## EXERCISE REQUIREMENTS
Show every line below where "text" can be found.
-.-.-
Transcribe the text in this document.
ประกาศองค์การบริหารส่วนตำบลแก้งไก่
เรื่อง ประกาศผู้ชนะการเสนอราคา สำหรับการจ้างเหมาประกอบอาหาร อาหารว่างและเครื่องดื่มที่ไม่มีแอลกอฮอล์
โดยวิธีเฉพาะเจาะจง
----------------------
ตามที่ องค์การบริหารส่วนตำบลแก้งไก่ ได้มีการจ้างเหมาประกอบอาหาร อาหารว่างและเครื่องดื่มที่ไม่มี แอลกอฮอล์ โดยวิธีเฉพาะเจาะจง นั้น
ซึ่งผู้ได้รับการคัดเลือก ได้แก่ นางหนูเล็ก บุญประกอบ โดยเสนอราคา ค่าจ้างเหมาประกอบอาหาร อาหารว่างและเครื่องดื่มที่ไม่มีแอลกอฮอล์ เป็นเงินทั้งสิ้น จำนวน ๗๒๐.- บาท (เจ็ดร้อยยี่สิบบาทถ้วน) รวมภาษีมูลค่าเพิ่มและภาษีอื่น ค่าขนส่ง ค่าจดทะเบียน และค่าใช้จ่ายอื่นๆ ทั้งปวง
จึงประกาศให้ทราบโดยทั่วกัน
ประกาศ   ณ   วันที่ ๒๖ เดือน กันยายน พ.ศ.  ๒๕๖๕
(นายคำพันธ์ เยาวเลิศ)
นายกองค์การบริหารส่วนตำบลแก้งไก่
-.-.-
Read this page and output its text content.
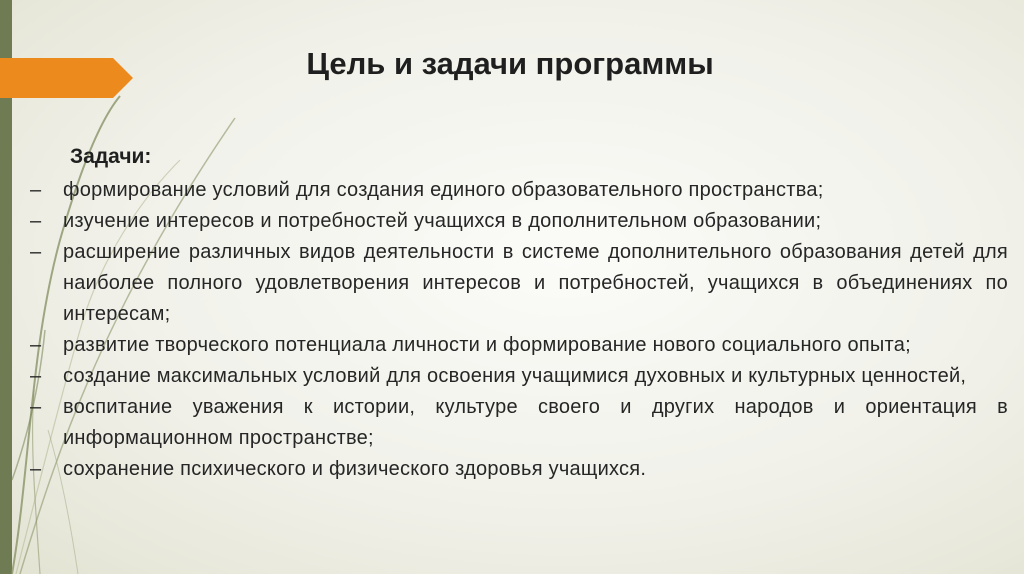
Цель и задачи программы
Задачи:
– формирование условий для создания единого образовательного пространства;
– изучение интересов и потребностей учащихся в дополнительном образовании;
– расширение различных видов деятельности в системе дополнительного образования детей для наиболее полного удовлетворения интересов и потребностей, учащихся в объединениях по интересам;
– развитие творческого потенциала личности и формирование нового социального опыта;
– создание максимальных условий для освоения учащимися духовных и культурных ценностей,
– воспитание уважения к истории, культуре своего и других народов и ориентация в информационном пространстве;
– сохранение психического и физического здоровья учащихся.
-.-.-
## SOLUTION TO THIS EXERCISE
Transcribe the text in this document.
Read this page and output its text content.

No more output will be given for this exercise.